DESCRIPTION OF THE TASK: Restate, word for word, every line of the data.

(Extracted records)
============================================================

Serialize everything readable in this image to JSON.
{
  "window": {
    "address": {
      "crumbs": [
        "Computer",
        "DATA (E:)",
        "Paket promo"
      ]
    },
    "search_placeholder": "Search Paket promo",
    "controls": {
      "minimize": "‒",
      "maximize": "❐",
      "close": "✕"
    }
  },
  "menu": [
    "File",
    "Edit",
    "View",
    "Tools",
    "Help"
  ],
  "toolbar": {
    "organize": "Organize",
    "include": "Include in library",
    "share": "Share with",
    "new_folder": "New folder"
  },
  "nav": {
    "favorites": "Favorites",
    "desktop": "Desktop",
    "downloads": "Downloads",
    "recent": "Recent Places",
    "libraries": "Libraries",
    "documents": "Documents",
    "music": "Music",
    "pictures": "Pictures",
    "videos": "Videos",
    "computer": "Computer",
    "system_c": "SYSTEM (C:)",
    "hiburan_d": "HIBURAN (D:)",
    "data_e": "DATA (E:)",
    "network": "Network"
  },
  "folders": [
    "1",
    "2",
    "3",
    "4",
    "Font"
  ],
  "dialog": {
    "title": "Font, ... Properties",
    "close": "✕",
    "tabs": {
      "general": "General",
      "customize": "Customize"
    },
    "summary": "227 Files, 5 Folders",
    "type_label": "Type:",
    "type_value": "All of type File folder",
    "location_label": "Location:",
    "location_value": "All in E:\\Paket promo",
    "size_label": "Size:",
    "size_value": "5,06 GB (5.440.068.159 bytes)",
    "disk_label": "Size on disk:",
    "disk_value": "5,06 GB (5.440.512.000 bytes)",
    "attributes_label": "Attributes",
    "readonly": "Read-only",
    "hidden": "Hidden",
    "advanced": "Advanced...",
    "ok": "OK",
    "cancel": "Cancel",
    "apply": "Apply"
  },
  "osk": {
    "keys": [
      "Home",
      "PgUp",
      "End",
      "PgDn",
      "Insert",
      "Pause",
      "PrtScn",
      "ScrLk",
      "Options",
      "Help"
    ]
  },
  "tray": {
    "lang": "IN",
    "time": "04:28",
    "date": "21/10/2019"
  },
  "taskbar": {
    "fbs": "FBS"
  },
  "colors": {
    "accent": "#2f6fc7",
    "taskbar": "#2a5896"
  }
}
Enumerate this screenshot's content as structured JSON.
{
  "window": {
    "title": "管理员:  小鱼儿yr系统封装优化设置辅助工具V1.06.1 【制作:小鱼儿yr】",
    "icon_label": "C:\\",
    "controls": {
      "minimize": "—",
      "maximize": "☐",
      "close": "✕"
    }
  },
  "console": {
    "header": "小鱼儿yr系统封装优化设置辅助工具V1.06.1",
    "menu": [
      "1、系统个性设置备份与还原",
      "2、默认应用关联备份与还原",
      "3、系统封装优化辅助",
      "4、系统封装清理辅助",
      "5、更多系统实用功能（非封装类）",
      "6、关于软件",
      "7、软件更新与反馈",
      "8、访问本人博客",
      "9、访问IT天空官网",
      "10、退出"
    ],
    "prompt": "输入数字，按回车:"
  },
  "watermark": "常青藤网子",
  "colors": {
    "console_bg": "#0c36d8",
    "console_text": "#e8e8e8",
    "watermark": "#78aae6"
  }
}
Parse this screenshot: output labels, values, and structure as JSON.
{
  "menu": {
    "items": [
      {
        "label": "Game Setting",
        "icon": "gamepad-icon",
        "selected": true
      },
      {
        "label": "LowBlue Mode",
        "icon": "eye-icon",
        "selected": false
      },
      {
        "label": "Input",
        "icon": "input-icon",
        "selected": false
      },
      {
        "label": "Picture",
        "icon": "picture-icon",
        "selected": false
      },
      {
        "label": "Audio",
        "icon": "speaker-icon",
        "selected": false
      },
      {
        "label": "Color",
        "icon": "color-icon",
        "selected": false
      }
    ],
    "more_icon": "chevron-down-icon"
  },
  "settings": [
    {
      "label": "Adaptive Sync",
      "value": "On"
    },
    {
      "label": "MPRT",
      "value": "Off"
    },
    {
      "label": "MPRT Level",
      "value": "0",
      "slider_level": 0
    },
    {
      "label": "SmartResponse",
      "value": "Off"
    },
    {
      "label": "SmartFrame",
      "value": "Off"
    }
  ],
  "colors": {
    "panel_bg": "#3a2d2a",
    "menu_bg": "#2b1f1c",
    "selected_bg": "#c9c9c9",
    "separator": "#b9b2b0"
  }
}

============================================================

THE RESULT:
Serialize everything readable in this image to JSON.
{
  "window": {
    "address": {
      "crumbs": [
        "Computer",
        "DATA (E:)",
        "Paket promo"
      ]
    },
    "search_placeholder": "Search Paket promo",
    "controls": {
      "minimize": "‒",
      "maximize": "❐",
      "close": "✕"
    }
  },
  "menu": [
    "File",
    "Edit",
    "View",
    "Tools",
    "Help"
  ],
  "toolbar": {
    "organize": "Organize",
    "include": "Include in library",
    "share": "Share with",
    "new_folder": "New folder"
  },
  "nav": {
    "favorites": "Favorites",
    "desktop": "Desktop",
    "downloads": "Downloads",
    "recent": "Recent Places",
    "libraries": "Libraries",
    "documents": "Documents",
    "music": "Music",
    "pictures": "Pictures",
    "videos": "Videos",
    "computer": "Computer",
    "system_c": "SYSTEM (C:)",
    "hiburan_d": "HIBURAN (D:)",
    "data_e": "DATA (E:)",
    "network": "Network"
  },
  "folders": [
    "1",
    "2",
    "3",
    "4",
    "Font"
  ],
  "dialog": {
    "title": "Font, ... Properties",
    "close": "✕",
    "tabs": {
      "general": "General",
      "customize": "Customize"
    },
    "summary": "227 Files, 5 Folders",
    "type_label": "Type:",
    "type_value": "All of type File folder",
    "location_label": "Location:",
    "location_value": "All in E:\\Paket promo",
    "size_label": "Size:",
    "size_value": "5,06 GB (5.440.068.159 bytes)",
    "disk_label": "Size on disk:",
    "disk_value": "5,06 GB (5.440.512.000 bytes)",
    "attributes_label": "Attributes",
    "readonly": "Read-only",
    "hidden": "Hidden",
    "advanced": "Advanced...",
    "ok": "OK",
    "cancel": "Cancel",
    "apply": "Apply"
  },
  "osk": {
    "keys": [
      "Home",
      "PgUp",
      "End",
      "PgDn",
      "Insert",
      "Pause",
      "PrtScn",
      "ScrLk",
      "Options",
      "Help"
    ]
  },
  "tray": {
    "lang": "IN",
    "time": "04:28",
    "date": "21/10/2019"
  },
  "taskbar": {
    "fbs": "FBS"
  },
  "colors": {
    "accent": "#2f6fc7",
    "taskbar": "#2a5896"
  }
}
Enumerate this screenshot's content as structured JSON.
{
  "window": {
    "title": "管理员:  小鱼儿yr系统封装优化设置辅助工具V1.06.1 【制作:小鱼儿yr】",
    "icon_label": "C:\\",
    "controls": {
      "minimize": "—",
      "maximize": "☐",
      "close": "✕"
    }
  },
  "console": {
    "header": "小鱼儿yr系统封装优化设置辅助工具V1.06.1",
    "menu": [
      "1、系统个性设置备份与还原",
      "2、默认应用关联备份与还原",
      "3、系统封装优化辅助",
      "4、系统封装清理辅助",
      "5、更多系统实用功能（非封装类）",
      "6、关于软件",
      "7、软件更新与反馈",
      "8、访问本人博客",
      "9、访问IT天空官网",
      "10、退出"
    ],
    "prompt": "输入数字，按回车:"
  },
  "watermark": "常青藤网子",
  "colors": {
    "console_bg": "#0c36d8",
    "console_text": "#e8e8e8",
    "watermark": "#78aae6"
  }
}
Parse this screenshot: output labels, values, and structure as JSON.
{
  "menu": {
    "items": [
      {
        "label": "Game Setting",
        "icon": "gamepad-icon",
        "selected": true
      },
      {
        "label": "LowBlue Mode",
        "icon": "eye-icon",
        "selected": false
      },
      {
        "label": "Input",
        "icon": "input-icon",
        "selected": false
      },
      {
        "label": "Picture",
        "icon": "picture-icon",
        "selected": false
      },
      {
        "label": "Audio",
        "icon": "speaker-icon",
        "selected": false
      },
      {
        "label": "Color",
        "icon": "color-icon",
        "selected": false
      }
    ],
    "more_icon": "chevron-down-icon"
  },
  "settings": [
    {
      "label": "Adaptive Sync",
      "value": "On"
    },
    {
      "label": "MPRT",
      "value": "Off"
    },
    {
      "label": "MPRT Level",
      "value": "0",
      "slider_level": 0
    },
    {
      "label": "SmartResponse",
      "value": "Off"
    },
    {
      "label": "SmartFrame",
      "value": "Off"
    }
  ],
  "colors": {
    "panel_bg": "#3a2d2a",
    "menu_bg": "#2b1f1c",
    "selected_bg": "#c9c9c9",
    "separator": "#b9b2b0"
  }
}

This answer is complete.